Written task | Extract the complete listing and output it unchanged.

Given records |
■ ■ ■ ■ ■

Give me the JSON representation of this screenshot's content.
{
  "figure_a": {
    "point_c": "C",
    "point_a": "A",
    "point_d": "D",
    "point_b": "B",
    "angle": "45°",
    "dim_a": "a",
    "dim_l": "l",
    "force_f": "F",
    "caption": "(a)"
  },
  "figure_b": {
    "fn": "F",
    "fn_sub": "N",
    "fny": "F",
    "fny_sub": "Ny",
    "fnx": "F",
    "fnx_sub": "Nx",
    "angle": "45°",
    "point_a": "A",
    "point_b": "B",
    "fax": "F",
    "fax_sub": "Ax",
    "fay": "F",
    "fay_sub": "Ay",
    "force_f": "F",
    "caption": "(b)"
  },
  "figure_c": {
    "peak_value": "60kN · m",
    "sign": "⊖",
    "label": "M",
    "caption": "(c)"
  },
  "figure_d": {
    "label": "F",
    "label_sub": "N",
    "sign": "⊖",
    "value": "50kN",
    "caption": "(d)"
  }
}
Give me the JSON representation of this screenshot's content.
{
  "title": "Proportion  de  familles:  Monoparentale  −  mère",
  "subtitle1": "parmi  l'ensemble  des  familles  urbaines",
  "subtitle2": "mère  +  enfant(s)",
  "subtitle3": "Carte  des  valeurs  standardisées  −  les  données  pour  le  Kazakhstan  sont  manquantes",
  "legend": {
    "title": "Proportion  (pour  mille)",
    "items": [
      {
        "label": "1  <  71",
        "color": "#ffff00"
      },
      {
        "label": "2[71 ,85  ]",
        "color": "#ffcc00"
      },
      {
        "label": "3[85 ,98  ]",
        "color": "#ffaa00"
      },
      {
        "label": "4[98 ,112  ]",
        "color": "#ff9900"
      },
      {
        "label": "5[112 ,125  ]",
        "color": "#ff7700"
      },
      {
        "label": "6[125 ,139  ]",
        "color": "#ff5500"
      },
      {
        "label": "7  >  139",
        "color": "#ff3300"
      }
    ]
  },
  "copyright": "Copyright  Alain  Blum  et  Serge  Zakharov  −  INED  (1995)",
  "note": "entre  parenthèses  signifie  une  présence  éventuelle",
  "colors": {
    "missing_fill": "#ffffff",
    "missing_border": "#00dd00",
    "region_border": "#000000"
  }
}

■ ■ ■ ■ ■

Task answer |
Give me the JSON representation of this screenshot's content.
{
  "figure_a": {
    "point_c": "C",
    "point_a": "A",
    "point_d": "D",
    "point_b": "B",
    "angle": "45°",
    "dim_a": "a",
    "dim_l": "l",
    "force_f": "F",
    "caption": "(a)"
  },
  "figure_b": {
    "fn": "F",
    "fn_sub": "N",
    "fny": "F",
    "fny_sub": "Ny",
    "fnx": "F",
    "fnx_sub": "Nx",
    "angle": "45°",
    "point_a": "A",
    "point_b": "B",
    "fax": "F",
    "fax_sub": "Ax",
    "fay": "F",
    "fay_sub": "Ay",
    "force_f": "F",
    "caption": "(b)"
  },
  "figure_c": {
    "peak_value": "60kN · m",
    "sign": "⊖",
    "label": "M",
    "caption": "(c)"
  },
  "figure_d": {
    "label": "F",
    "label_sub": "N",
    "sign": "⊖",
    "value": "50kN",
    "caption": "(d)"
  }
}
Give me the JSON representation of this screenshot's content.
{
  "title": "Proportion  de  familles:  Monoparentale  −  mère",
  "subtitle1": "parmi  l'ensemble  des  familles  urbaines",
  "subtitle2": "mère  +  enfant(s)",
  "subtitle3": "Carte  des  valeurs  standardisées  −  les  données  pour  le  Kazakhstan  sont  manquantes",
  "legend": {
    "title": "Proportion  (pour  mille)",
    "items": [
      {
        "label": "1  <  71",
        "color": "#ffff00"
      },
      {
        "label": "2[71 ,85  ]",
        "color": "#ffcc00"
      },
      {
        "label": "3[85 ,98  ]",
        "color": "#ffaa00"
      },
      {
        "label": "4[98 ,112  ]",
        "color": "#ff9900"
      },
      {
        "label": "5[112 ,125  ]",
        "color": "#ff7700"
      },
      {
        "label": "6[125 ,139  ]",
        "color": "#ff5500"
      },
      {
        "label": "7  >  139",
        "color": "#ff3300"
      }
    ]
  },
  "copyright": "Copyright  Alain  Blum  et  Serge  Zakharov  −  INED  (1995)",
  "note": "entre  parenthèses  signifie  une  présence  éventuelle",
  "colors": {
    "missing_fill": "#ffffff",
    "missing_border": "#00dd00",
    "region_border": "#000000"
  }
}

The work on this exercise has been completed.